Identify all lines in the listing that include the word "JSON", and copy them out.

* ENTRIES SHOWN *
----

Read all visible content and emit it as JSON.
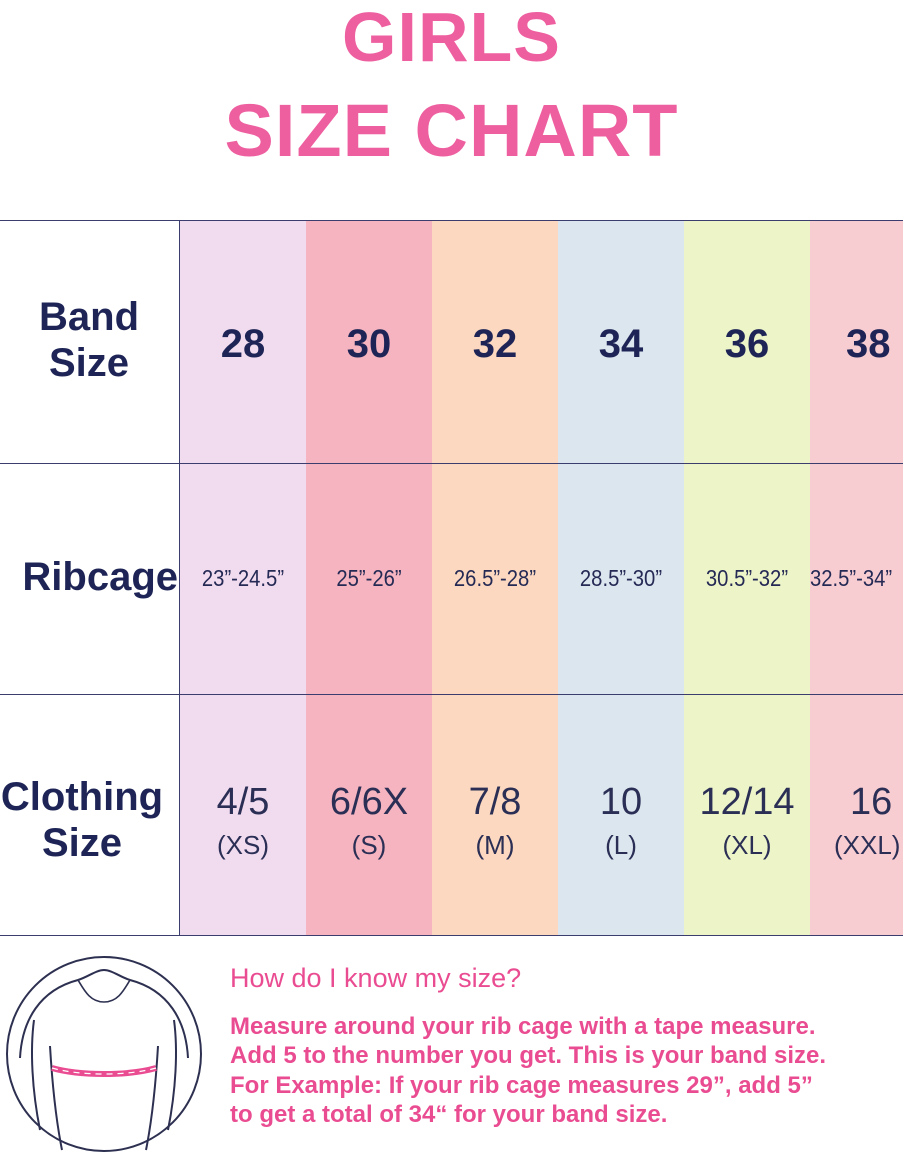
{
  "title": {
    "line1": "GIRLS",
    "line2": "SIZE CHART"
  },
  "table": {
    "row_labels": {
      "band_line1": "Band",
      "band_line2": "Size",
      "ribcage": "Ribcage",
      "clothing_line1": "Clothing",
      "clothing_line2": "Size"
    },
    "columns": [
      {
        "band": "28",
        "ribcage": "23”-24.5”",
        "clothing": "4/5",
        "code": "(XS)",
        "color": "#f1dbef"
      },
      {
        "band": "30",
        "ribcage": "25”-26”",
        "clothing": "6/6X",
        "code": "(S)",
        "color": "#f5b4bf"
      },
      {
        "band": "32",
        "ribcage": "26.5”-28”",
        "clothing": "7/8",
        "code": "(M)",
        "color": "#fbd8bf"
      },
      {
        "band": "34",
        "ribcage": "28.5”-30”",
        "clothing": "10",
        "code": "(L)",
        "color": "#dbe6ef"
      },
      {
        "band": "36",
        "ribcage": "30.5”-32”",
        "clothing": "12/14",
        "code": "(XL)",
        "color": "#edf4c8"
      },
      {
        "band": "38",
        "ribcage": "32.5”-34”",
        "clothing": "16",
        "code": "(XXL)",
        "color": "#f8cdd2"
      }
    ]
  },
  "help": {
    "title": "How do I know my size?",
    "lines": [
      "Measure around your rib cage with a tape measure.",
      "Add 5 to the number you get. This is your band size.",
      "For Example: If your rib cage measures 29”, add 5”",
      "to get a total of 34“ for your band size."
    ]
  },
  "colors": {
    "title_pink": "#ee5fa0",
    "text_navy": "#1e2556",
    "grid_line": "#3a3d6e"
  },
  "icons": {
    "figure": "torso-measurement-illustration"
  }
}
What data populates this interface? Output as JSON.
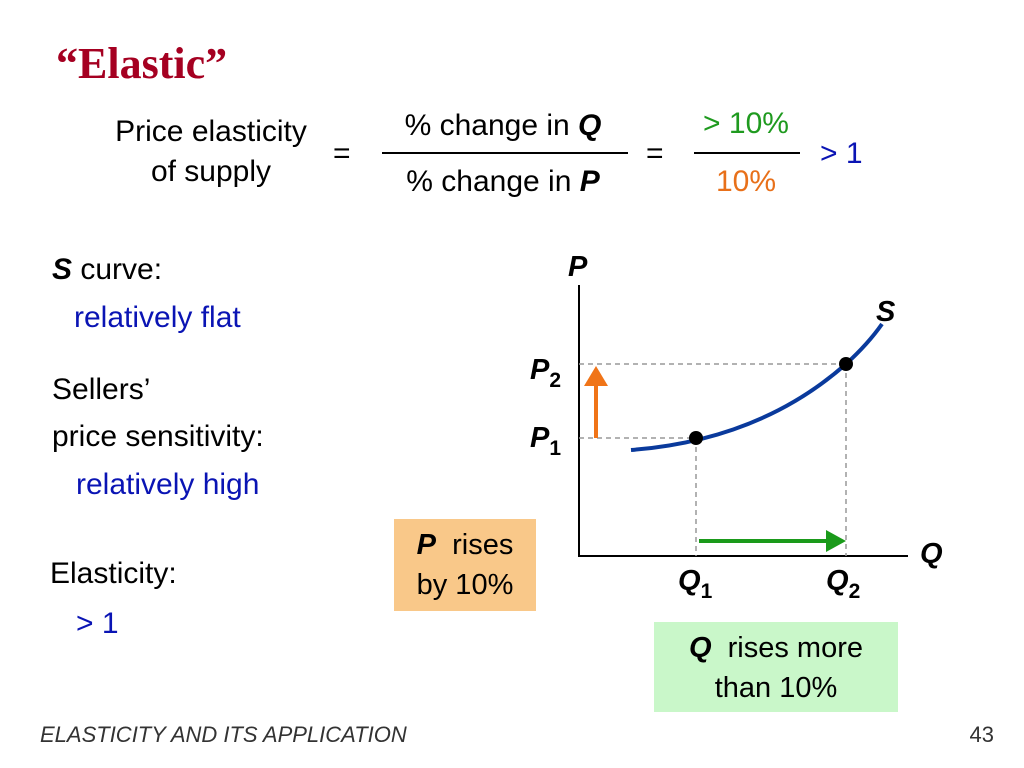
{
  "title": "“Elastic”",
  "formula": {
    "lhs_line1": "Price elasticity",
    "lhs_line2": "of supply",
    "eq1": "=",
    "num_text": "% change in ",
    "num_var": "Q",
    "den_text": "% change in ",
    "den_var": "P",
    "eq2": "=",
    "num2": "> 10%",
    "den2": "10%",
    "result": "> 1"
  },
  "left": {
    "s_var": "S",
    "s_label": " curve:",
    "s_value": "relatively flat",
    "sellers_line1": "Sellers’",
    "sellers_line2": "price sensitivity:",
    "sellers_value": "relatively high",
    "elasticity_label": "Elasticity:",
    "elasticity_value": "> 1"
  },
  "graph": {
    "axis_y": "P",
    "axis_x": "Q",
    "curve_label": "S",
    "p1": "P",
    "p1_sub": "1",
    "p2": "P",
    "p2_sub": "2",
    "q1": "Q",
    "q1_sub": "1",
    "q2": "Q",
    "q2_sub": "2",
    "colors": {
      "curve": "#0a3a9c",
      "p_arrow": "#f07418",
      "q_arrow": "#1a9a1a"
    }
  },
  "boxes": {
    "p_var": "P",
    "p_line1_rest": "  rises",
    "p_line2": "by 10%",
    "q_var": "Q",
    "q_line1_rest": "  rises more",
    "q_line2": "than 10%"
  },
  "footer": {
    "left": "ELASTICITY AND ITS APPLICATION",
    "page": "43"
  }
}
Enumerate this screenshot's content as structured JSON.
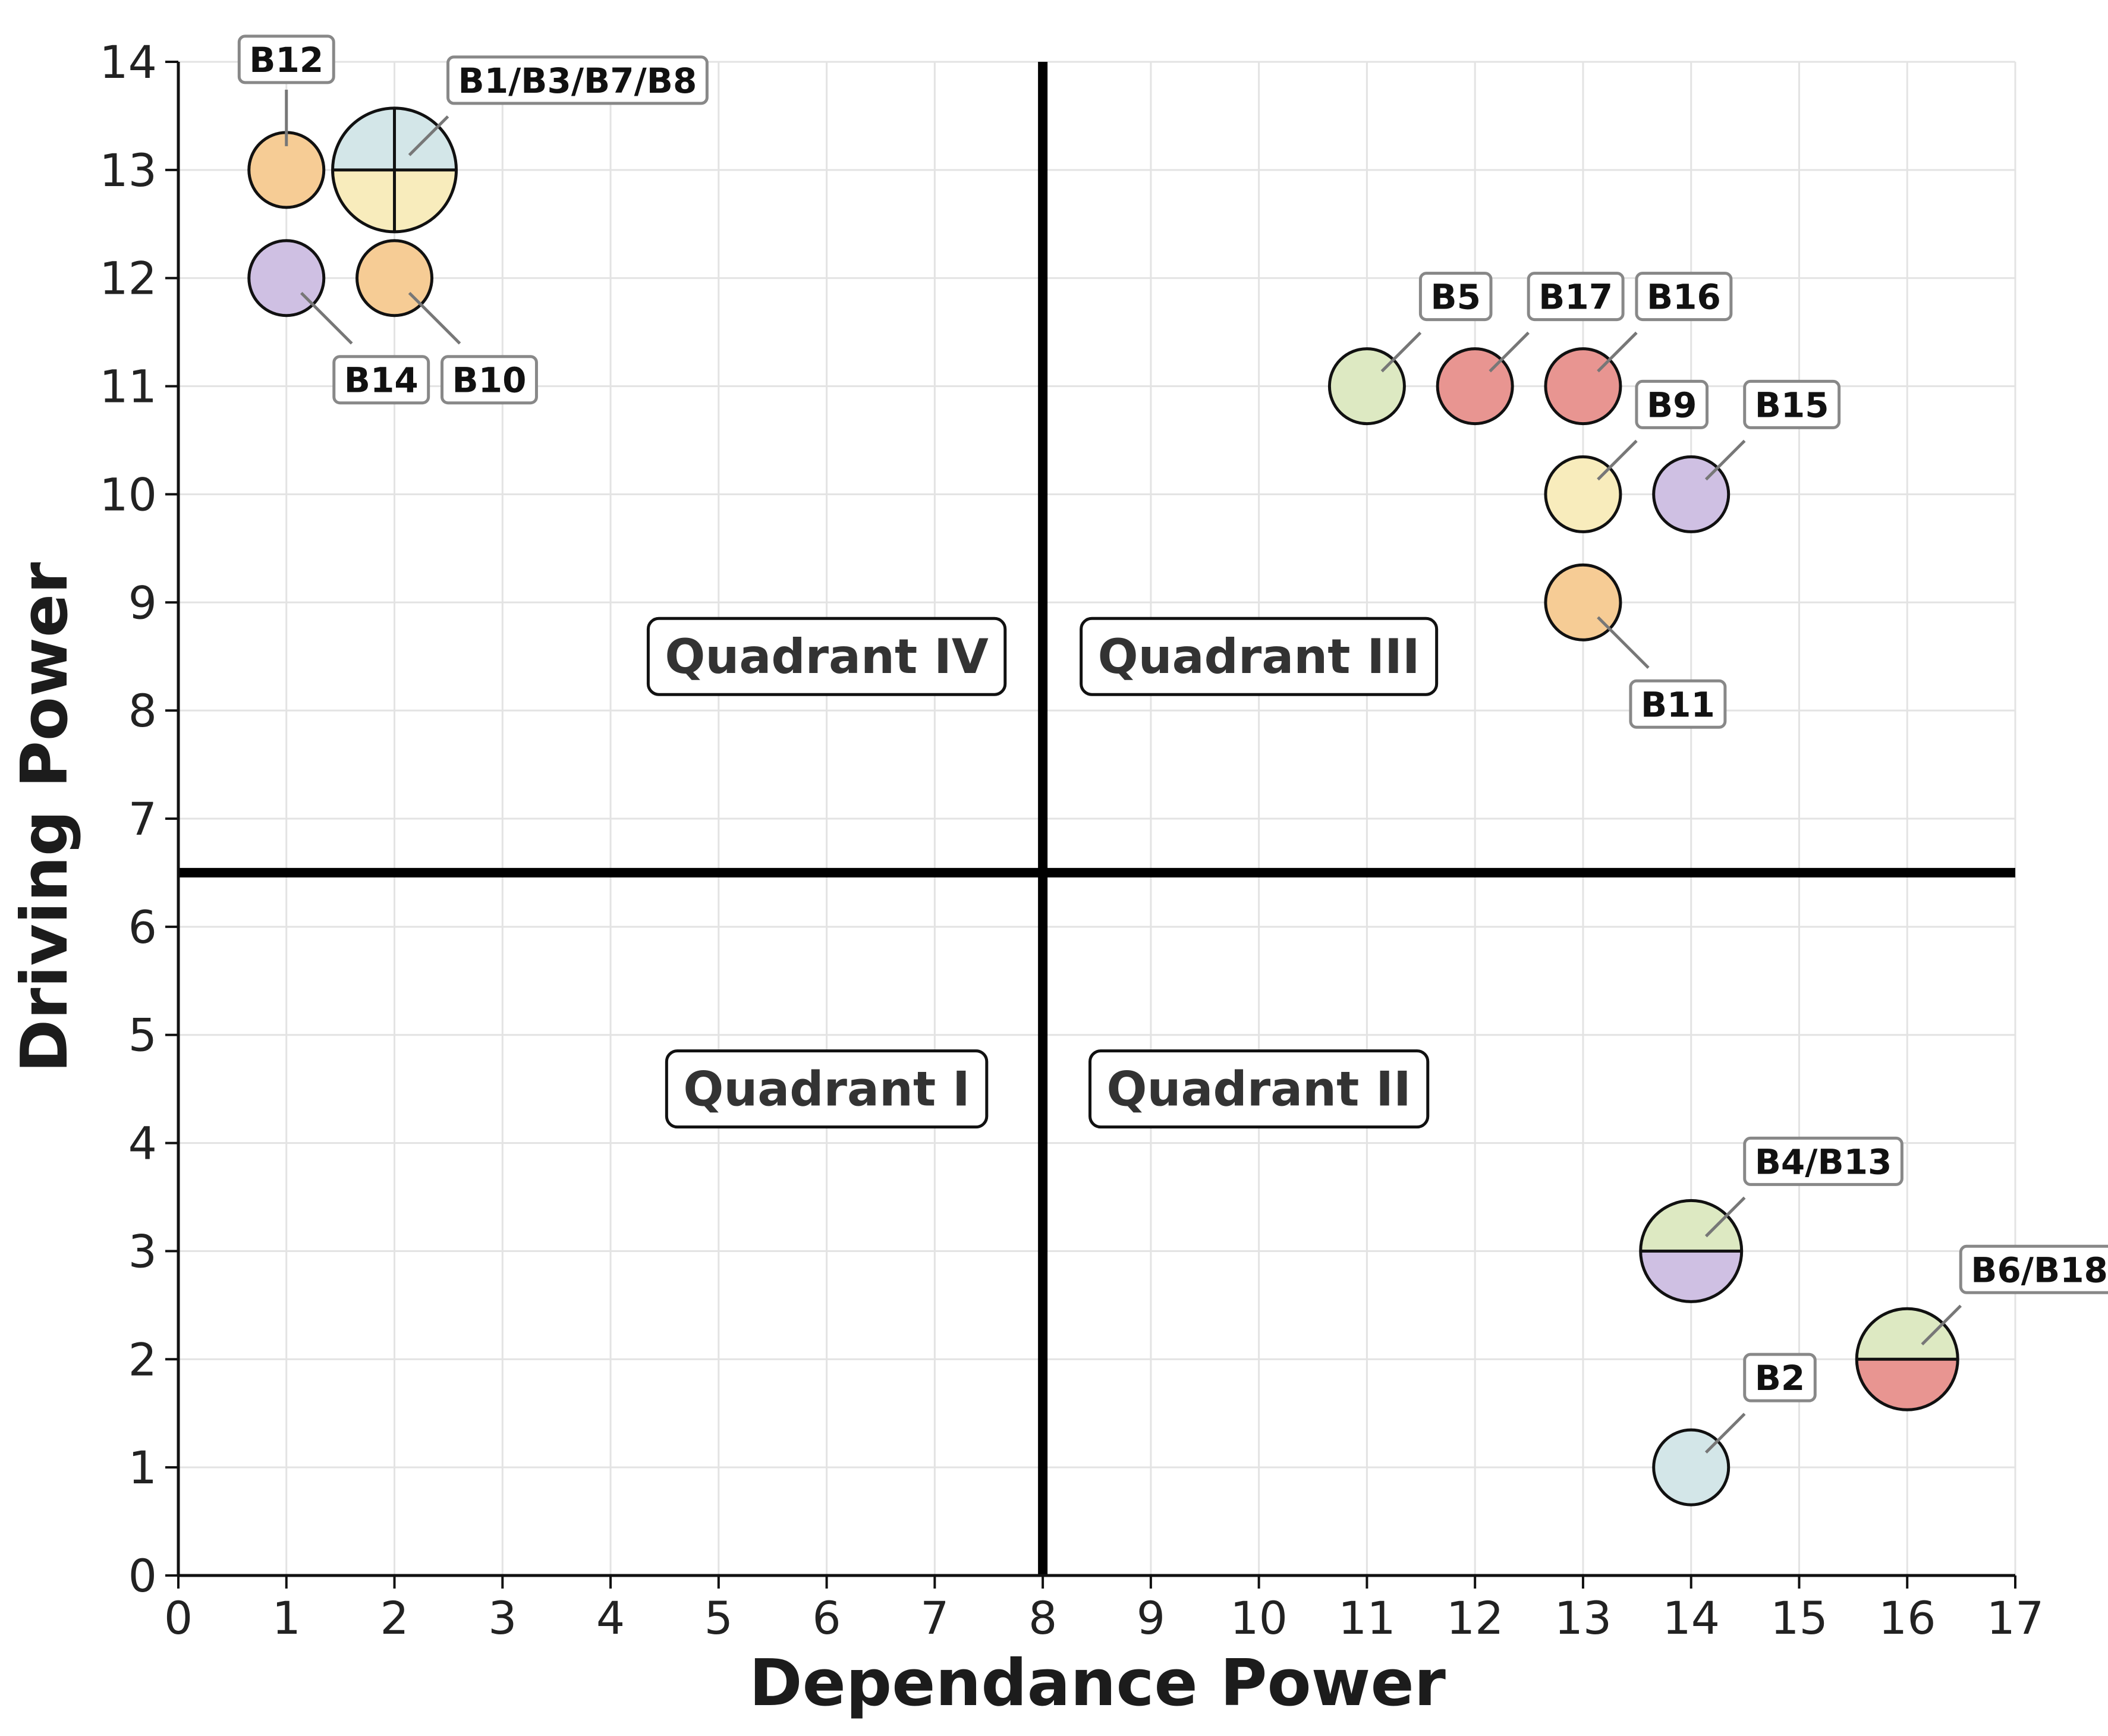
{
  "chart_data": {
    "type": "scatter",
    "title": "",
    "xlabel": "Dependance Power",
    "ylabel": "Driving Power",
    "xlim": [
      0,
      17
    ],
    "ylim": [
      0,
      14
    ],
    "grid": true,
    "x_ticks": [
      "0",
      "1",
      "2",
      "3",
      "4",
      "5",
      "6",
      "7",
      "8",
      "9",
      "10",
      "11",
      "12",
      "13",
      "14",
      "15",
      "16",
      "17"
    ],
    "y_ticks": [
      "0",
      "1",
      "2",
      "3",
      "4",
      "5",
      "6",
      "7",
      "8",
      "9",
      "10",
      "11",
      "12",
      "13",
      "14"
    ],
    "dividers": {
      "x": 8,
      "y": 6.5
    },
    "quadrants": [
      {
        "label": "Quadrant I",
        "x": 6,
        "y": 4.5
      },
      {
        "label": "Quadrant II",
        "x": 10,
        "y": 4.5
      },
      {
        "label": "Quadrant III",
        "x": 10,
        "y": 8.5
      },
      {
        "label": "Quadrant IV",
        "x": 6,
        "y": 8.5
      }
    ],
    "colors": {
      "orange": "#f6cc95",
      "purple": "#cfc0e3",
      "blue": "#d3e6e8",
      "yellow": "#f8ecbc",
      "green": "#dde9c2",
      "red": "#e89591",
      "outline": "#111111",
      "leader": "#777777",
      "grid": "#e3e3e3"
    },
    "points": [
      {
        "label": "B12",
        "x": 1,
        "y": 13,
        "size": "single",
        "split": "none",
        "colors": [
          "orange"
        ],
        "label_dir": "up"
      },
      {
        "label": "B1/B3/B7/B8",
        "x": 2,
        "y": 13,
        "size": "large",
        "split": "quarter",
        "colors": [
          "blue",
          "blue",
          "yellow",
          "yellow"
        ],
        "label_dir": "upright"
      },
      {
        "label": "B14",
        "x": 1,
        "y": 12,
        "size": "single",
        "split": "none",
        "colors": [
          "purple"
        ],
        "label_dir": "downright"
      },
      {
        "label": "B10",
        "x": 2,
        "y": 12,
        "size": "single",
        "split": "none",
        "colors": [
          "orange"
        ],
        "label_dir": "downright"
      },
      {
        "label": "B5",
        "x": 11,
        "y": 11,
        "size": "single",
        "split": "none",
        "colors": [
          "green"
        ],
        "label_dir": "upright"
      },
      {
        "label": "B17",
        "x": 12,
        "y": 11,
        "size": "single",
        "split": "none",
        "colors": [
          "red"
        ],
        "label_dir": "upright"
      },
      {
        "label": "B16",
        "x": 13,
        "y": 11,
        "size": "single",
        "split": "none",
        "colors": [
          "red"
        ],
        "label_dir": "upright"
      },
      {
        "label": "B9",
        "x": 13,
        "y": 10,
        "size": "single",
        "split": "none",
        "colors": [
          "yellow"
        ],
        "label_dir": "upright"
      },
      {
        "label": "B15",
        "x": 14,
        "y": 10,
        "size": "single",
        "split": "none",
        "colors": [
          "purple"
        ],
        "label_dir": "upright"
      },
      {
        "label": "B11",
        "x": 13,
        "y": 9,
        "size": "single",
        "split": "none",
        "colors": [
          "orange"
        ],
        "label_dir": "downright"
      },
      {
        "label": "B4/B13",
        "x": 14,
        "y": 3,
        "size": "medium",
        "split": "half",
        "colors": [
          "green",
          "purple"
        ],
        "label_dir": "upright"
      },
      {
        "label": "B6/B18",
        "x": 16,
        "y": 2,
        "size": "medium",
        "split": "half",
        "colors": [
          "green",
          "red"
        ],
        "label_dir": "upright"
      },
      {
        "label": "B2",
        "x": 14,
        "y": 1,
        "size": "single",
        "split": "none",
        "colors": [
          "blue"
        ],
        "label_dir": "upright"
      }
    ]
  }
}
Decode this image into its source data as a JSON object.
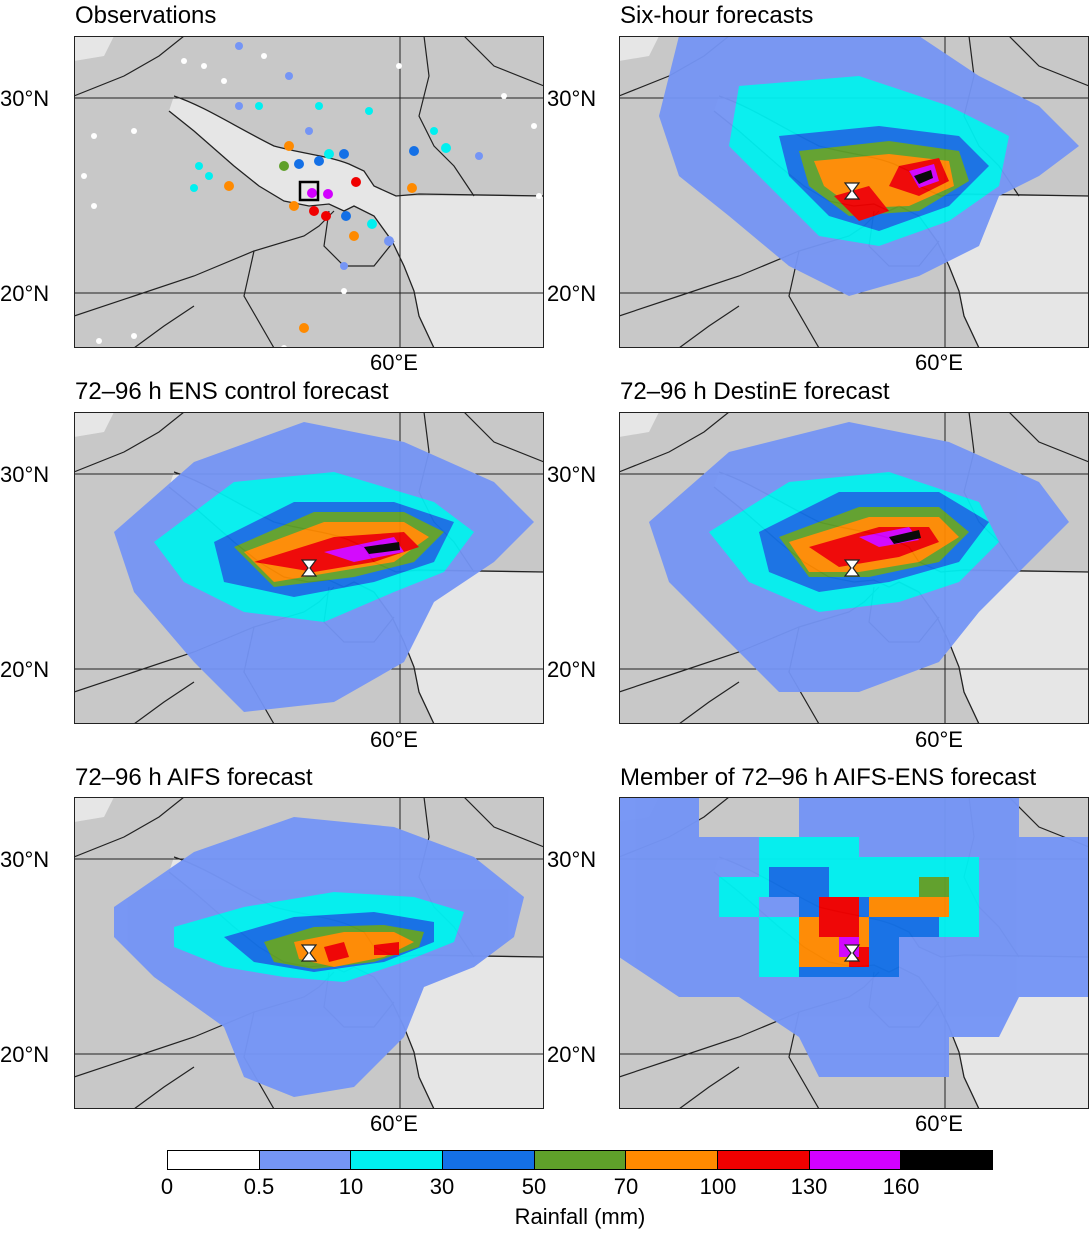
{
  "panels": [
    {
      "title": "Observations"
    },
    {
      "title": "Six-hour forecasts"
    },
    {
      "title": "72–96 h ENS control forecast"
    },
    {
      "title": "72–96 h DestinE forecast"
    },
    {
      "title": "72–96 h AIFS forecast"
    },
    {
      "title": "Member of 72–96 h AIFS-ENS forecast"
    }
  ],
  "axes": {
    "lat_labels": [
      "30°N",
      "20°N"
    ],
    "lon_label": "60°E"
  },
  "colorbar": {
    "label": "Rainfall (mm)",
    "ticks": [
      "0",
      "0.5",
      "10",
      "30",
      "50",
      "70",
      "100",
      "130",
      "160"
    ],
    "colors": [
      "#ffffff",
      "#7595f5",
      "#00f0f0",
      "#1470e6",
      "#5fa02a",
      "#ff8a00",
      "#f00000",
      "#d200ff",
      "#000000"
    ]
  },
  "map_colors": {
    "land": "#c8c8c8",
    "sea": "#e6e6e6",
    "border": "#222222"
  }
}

----

* EXERCISE SOLUTION *
Read all visible content and emit it as JSON.
What data populates this interface? Output as JSON.
Enumerate this screenshot's content as structured JSON.
Decode this image into its source data as a JSON object.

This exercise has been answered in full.